Extracted data entries ▸
↓

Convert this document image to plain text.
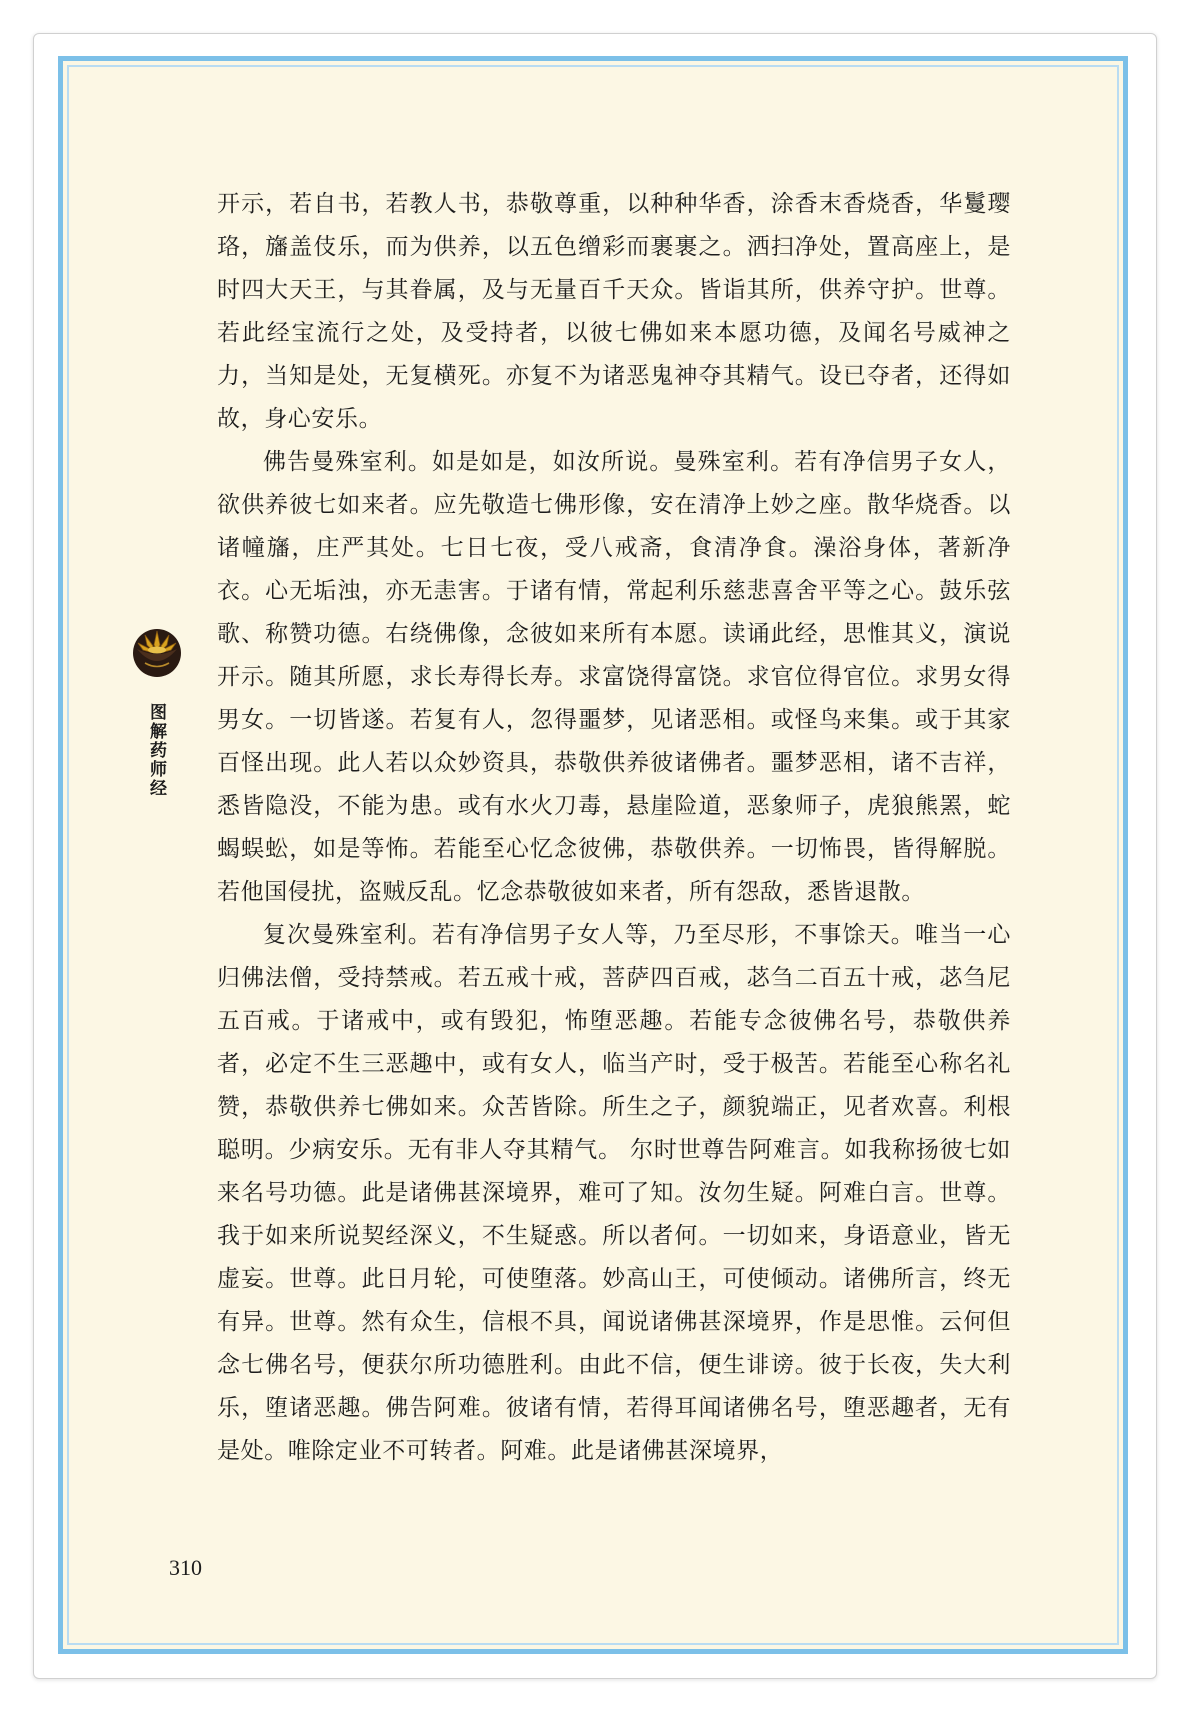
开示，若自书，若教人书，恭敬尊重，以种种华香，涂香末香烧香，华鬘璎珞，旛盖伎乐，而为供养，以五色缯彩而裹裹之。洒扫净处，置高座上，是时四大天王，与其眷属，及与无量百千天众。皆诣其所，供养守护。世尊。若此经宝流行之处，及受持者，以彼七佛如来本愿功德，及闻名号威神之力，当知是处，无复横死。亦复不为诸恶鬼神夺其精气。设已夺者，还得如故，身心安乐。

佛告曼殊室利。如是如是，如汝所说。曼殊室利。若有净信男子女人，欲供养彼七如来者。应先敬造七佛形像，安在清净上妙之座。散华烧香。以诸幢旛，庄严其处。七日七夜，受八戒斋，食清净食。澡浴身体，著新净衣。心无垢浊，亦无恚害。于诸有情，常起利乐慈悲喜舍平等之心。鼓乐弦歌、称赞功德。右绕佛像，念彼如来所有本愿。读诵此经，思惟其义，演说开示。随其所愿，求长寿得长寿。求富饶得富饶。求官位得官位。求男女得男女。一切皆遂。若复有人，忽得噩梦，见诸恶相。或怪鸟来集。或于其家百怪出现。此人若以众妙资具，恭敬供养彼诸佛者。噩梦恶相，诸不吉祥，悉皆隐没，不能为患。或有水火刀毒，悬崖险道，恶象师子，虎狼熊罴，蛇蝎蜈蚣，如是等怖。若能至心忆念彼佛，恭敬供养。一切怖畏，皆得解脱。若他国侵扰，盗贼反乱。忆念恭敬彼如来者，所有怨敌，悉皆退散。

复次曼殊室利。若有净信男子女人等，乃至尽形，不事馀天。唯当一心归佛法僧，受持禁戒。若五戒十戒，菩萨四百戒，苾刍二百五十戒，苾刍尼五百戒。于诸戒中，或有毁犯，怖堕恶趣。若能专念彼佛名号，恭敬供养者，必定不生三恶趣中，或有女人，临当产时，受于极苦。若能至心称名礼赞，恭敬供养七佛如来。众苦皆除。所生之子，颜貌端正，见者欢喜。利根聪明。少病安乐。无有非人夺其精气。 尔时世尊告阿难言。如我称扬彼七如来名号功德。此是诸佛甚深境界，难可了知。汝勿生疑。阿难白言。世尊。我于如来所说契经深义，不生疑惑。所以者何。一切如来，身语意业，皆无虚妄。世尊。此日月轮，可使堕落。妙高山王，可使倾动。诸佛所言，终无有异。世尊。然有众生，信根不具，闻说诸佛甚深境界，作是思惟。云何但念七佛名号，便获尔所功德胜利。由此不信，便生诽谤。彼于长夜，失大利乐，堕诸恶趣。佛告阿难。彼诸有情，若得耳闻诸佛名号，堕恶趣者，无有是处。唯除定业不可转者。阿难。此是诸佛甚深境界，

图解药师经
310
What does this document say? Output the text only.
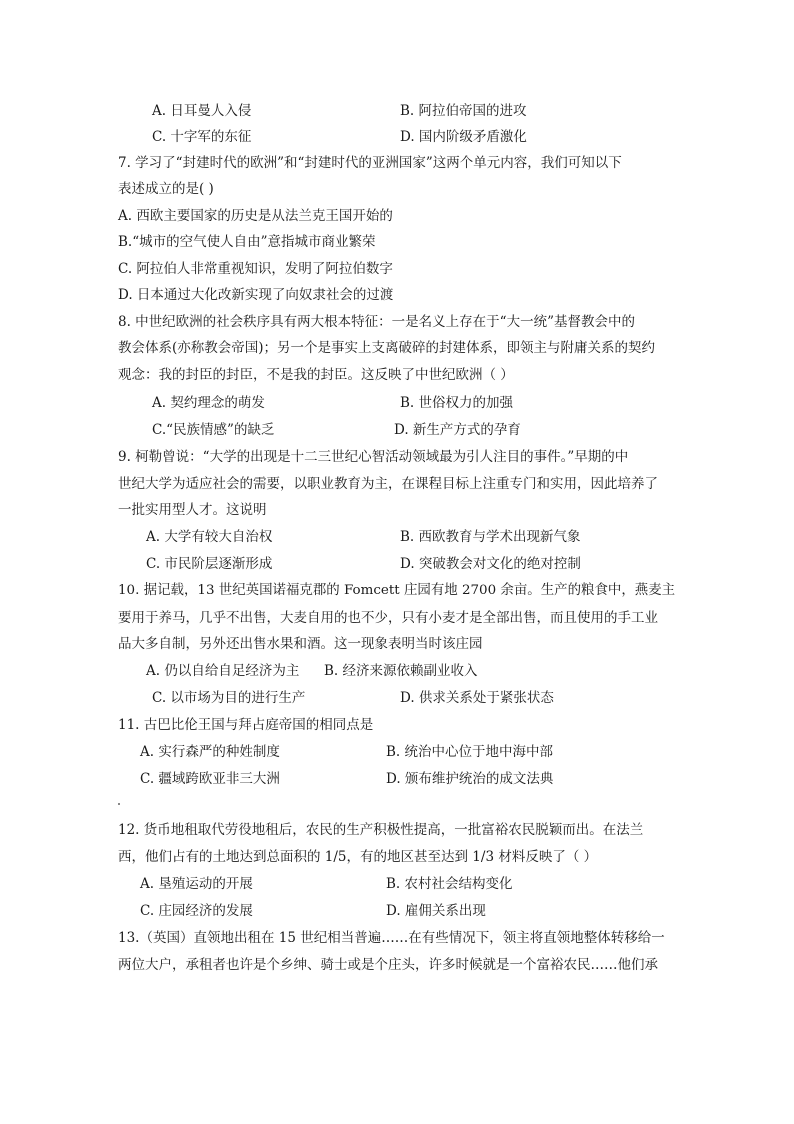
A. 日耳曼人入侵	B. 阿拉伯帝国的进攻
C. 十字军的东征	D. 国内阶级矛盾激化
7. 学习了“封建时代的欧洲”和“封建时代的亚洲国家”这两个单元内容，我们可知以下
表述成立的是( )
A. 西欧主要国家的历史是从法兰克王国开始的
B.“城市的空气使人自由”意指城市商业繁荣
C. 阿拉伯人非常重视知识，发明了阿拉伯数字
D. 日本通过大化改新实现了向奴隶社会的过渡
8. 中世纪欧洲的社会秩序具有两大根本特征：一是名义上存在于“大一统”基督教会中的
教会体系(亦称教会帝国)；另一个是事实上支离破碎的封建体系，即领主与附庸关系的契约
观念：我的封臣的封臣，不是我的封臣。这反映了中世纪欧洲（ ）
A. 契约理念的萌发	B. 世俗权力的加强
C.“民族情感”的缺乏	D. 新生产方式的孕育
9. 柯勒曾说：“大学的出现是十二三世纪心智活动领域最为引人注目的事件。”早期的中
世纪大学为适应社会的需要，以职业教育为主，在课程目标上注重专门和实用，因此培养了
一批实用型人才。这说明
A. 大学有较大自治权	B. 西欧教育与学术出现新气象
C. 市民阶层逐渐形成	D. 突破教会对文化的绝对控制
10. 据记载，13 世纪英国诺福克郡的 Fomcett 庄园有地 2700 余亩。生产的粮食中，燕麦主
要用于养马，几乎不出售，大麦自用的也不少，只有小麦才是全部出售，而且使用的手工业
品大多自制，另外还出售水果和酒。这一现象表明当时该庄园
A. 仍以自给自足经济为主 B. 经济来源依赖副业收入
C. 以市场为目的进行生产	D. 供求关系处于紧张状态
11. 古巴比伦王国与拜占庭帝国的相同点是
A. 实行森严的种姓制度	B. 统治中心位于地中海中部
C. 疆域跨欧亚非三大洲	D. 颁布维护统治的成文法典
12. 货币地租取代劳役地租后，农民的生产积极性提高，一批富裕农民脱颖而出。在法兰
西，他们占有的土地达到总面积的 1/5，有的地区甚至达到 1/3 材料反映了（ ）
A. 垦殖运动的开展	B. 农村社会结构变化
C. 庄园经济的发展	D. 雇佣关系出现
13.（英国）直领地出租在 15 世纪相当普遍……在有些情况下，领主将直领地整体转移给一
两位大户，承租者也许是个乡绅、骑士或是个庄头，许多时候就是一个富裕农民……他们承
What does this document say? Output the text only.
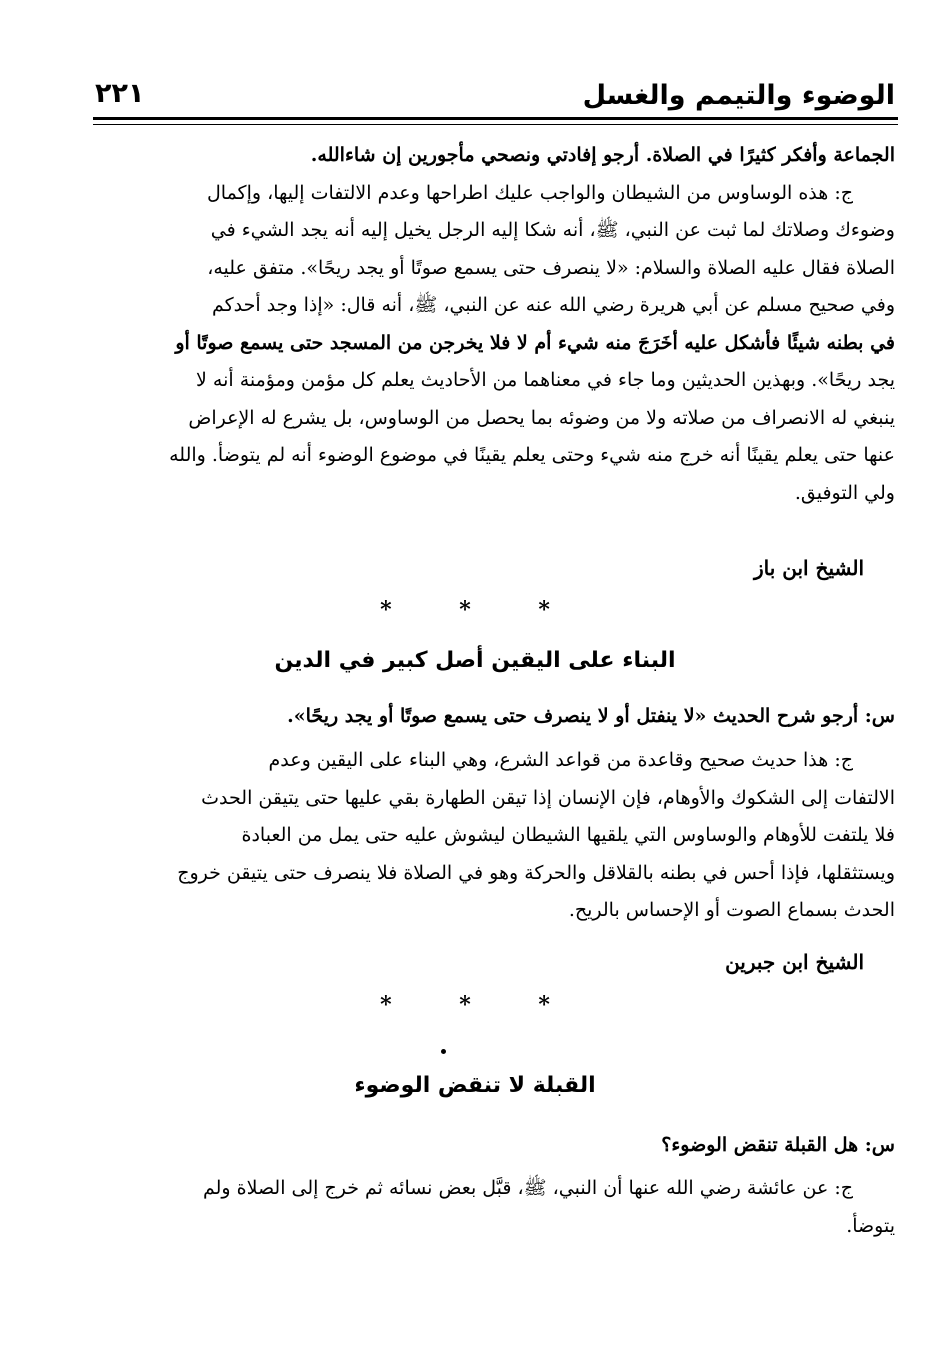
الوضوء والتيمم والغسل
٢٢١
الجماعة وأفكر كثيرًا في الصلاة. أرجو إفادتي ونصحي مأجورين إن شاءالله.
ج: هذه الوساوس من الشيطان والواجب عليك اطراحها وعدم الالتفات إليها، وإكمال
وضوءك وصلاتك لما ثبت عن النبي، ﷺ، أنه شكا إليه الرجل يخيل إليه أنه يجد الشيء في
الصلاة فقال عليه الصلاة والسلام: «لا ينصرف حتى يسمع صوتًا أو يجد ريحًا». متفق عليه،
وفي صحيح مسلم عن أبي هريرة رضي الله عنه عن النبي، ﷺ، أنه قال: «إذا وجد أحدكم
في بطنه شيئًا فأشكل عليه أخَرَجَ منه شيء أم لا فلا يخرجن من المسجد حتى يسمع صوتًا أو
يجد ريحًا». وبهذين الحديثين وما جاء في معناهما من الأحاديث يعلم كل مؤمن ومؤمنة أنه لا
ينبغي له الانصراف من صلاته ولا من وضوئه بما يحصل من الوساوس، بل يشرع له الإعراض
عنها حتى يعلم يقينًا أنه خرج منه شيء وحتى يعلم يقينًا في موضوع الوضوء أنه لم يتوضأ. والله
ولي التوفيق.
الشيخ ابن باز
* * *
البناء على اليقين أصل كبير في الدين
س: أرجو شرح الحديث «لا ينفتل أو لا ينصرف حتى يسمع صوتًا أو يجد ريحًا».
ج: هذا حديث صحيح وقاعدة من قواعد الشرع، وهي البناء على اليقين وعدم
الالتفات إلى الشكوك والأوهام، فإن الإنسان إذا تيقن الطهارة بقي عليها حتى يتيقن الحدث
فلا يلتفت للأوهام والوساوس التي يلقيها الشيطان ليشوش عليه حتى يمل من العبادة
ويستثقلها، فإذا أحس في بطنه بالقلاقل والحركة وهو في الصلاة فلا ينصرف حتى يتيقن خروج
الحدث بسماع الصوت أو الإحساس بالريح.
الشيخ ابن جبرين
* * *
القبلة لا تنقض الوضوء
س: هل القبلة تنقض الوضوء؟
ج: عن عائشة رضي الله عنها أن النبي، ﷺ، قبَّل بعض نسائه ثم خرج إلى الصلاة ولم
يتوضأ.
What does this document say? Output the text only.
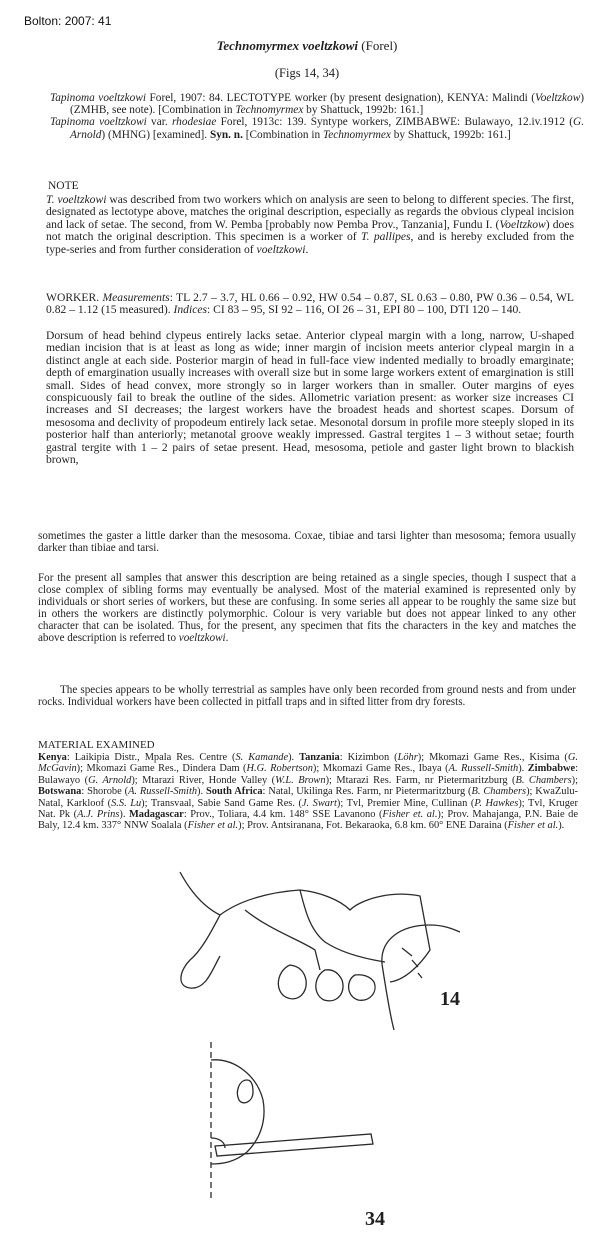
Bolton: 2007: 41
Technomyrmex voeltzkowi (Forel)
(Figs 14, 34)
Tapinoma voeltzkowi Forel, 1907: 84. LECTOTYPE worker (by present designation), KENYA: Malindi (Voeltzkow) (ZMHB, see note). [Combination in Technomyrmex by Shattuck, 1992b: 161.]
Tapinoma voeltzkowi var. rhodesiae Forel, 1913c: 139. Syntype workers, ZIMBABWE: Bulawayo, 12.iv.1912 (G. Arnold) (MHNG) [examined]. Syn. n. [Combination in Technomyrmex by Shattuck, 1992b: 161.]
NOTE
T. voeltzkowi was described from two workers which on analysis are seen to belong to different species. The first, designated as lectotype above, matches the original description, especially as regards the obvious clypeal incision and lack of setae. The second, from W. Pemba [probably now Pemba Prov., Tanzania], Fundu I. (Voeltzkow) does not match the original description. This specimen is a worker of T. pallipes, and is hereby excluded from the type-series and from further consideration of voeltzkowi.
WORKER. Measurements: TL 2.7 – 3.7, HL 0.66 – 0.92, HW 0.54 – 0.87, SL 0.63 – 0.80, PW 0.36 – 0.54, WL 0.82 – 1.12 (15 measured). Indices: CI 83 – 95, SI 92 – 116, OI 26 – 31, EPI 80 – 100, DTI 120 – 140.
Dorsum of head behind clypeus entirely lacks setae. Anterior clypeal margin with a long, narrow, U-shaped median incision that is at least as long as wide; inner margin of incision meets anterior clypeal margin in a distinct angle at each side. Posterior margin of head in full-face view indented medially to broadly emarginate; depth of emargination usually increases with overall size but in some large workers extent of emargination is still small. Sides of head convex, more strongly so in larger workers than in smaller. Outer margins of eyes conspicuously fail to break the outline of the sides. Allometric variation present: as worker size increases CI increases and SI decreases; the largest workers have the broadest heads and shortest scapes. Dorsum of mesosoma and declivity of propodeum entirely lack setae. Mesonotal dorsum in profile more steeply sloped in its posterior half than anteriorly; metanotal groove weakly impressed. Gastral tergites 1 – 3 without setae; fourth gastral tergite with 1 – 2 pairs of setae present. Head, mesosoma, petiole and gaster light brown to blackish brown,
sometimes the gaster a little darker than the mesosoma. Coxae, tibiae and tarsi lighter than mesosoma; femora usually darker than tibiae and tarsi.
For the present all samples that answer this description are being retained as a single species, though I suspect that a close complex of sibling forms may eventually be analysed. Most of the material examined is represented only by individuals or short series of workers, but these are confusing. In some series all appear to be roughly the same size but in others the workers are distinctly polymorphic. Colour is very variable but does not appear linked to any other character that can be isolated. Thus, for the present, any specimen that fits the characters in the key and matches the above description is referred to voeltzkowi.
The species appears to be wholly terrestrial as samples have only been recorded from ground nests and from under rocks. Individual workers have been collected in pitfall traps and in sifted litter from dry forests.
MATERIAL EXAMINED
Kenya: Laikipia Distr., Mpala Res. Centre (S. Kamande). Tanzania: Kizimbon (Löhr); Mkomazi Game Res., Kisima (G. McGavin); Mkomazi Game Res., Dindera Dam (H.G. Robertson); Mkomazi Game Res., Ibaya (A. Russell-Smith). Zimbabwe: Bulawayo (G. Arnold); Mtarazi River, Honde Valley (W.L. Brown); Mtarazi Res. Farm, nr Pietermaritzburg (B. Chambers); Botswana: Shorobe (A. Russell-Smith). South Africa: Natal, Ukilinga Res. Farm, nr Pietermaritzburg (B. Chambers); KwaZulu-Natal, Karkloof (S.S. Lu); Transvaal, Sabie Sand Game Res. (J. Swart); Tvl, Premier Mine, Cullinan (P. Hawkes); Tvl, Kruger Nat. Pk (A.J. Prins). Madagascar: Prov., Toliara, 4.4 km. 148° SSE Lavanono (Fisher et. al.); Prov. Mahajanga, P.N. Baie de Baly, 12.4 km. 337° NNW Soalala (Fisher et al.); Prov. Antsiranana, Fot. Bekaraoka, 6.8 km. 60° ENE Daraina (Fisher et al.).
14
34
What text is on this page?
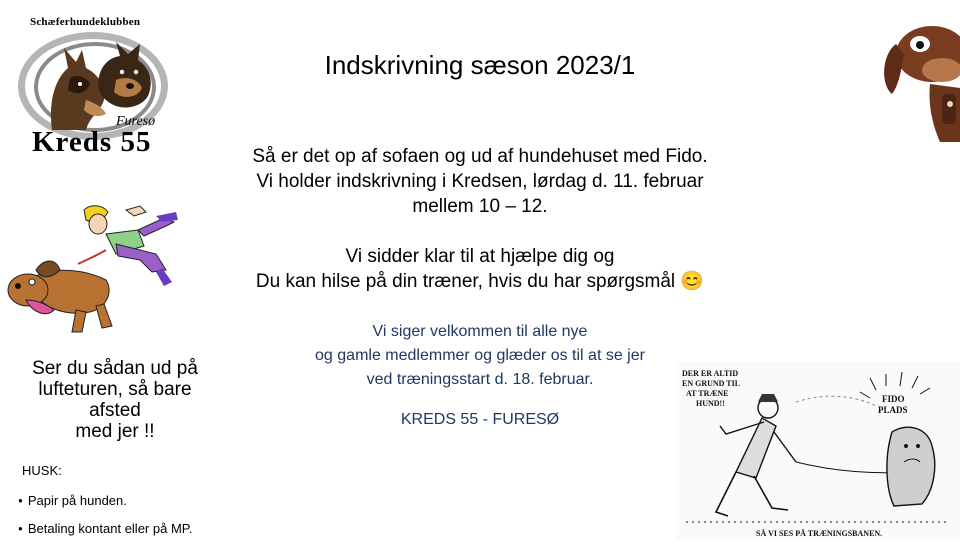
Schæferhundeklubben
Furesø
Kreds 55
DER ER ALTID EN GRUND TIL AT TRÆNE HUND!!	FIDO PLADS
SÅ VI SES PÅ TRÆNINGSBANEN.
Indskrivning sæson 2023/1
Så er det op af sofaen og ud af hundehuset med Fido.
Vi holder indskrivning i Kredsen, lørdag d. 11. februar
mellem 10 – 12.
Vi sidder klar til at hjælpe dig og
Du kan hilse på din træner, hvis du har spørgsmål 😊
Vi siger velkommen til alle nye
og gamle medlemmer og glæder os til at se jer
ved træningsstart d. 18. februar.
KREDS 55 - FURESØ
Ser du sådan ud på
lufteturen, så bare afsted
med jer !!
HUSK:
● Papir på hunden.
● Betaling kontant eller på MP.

↑

Find the string "أرجو" in the listing and return every line that holds it.

Problem solution ▸
الجماعة وأفكر كثيرًا في الصلاة. أرجو إفادتي ونصحي مأجورين إن شاءالله.
س: أرجو شرح الحديث «لا ينفتل أو لا ينصرف حتى يسمع صوتًا أو يجد ريحًا».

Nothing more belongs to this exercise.